ENTRIES PROVIDED →
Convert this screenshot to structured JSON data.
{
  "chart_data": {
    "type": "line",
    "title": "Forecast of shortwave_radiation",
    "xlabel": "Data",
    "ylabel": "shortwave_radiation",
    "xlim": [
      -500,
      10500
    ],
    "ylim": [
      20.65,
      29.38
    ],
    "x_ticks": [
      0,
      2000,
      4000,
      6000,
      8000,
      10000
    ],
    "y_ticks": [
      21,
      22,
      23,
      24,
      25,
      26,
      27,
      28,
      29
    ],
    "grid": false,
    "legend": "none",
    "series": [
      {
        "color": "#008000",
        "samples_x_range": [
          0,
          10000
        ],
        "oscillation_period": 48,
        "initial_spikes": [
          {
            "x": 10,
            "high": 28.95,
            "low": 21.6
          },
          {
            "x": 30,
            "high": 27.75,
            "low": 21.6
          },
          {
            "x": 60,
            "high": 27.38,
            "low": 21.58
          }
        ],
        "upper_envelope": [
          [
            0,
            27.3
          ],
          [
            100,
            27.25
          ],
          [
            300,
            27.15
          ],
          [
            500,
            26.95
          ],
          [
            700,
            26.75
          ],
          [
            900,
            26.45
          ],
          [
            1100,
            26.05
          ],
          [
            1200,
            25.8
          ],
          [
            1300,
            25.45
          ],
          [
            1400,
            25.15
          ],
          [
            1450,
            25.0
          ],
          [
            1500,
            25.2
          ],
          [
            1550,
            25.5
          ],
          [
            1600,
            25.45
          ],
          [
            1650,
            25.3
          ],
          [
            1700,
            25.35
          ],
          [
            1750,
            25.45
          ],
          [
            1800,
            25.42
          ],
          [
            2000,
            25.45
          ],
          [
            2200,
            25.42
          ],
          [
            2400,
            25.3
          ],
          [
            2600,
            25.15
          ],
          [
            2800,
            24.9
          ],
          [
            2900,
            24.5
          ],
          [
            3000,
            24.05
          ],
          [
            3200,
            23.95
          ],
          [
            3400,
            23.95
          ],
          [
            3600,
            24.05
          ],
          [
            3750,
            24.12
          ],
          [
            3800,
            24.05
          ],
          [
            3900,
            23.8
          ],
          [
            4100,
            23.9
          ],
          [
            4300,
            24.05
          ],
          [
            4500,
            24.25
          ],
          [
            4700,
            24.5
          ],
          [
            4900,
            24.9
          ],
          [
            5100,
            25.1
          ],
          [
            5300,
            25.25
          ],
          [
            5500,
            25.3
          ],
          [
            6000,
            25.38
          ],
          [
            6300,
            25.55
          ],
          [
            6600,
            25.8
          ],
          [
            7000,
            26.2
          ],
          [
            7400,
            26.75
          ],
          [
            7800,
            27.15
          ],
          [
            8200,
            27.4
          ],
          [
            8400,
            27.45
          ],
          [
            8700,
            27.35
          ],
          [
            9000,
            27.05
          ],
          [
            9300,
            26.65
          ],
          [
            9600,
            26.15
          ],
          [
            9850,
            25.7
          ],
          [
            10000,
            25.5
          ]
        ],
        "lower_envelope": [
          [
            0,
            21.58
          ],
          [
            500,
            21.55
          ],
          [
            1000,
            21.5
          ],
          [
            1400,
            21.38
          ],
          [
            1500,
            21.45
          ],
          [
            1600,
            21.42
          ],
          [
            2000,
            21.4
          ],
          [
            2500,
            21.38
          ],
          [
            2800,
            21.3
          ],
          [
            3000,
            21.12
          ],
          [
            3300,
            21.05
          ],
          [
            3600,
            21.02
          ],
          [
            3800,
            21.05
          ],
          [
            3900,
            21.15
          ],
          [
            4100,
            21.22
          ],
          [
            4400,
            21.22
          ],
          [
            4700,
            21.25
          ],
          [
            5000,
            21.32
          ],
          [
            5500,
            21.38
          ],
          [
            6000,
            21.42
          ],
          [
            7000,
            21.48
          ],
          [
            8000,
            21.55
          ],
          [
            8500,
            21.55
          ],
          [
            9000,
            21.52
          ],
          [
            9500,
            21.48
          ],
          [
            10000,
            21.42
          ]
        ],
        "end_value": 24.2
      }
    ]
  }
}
* * *
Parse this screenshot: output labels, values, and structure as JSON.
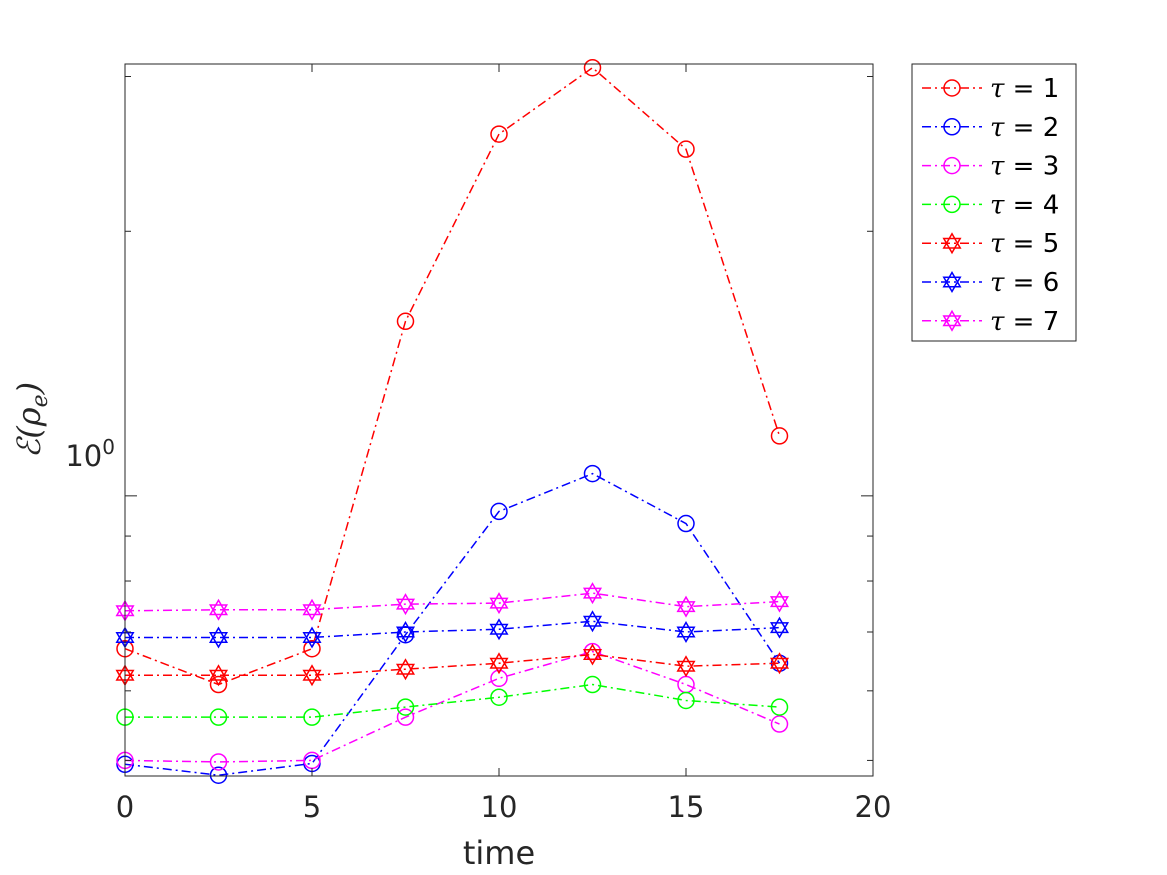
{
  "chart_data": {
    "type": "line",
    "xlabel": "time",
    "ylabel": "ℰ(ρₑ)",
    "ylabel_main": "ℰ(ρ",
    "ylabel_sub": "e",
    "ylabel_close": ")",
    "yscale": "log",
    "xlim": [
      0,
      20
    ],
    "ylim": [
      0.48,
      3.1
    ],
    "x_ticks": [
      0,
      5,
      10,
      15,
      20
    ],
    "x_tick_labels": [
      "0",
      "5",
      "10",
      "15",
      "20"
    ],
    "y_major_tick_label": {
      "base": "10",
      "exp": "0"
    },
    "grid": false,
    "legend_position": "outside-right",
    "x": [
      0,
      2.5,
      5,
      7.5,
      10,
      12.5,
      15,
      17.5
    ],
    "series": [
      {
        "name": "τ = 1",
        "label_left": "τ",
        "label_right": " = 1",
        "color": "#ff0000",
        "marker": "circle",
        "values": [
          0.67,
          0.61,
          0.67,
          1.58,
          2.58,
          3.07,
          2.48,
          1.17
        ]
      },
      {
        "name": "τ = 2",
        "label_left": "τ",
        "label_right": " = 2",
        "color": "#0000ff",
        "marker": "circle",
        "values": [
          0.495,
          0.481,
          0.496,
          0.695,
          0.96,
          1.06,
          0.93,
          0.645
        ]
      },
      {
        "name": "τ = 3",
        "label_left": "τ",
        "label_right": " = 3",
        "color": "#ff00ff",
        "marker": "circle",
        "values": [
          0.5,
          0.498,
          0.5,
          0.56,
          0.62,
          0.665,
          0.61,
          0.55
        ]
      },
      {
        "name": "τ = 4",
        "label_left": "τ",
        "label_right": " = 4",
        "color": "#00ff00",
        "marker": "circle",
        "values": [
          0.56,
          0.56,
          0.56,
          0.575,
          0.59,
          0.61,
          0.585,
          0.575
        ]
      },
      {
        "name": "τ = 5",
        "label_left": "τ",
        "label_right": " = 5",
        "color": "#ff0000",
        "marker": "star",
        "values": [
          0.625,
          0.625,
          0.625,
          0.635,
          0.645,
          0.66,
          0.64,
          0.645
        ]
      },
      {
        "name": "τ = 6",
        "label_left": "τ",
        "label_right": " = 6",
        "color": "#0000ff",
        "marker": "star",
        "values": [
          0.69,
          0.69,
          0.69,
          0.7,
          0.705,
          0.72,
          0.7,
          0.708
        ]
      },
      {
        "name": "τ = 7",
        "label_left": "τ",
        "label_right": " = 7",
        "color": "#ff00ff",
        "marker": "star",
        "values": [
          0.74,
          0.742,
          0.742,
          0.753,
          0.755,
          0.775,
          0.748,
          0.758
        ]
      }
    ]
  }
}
---
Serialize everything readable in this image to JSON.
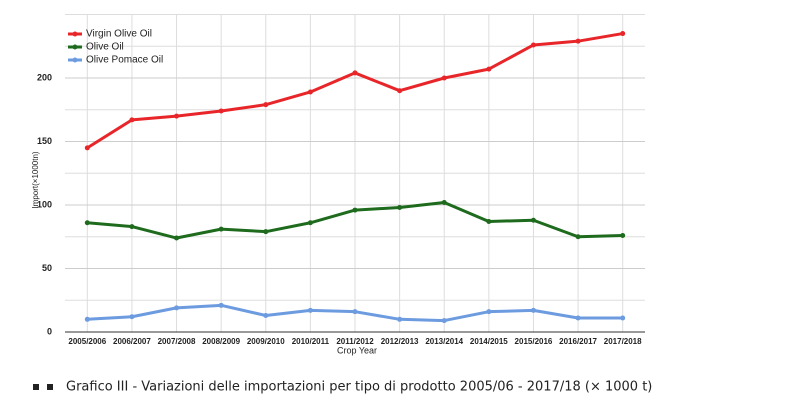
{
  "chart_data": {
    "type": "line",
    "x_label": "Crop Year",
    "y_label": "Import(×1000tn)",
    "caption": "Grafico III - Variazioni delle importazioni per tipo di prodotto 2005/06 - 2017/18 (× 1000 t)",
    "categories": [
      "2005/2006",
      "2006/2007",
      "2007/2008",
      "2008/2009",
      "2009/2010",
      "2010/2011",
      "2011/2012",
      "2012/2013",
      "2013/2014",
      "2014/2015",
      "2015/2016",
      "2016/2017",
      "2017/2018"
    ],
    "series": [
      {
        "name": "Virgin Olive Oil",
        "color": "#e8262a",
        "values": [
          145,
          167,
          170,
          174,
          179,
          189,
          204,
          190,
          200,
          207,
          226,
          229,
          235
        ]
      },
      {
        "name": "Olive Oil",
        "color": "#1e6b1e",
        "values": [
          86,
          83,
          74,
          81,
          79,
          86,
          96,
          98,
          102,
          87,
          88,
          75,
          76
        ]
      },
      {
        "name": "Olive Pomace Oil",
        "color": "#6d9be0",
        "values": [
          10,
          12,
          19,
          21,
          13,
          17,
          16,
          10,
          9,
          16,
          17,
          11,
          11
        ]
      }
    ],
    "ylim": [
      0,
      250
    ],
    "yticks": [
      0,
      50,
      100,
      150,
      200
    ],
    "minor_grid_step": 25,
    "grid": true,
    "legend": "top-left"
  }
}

GOAL →
From the entries above, return each line with the word "Olive" in it.

SOLUTION →
        "name": "Virgin Olive Oil",
        "name": "Olive Oil",
        "name": "Olive Pomace Oil",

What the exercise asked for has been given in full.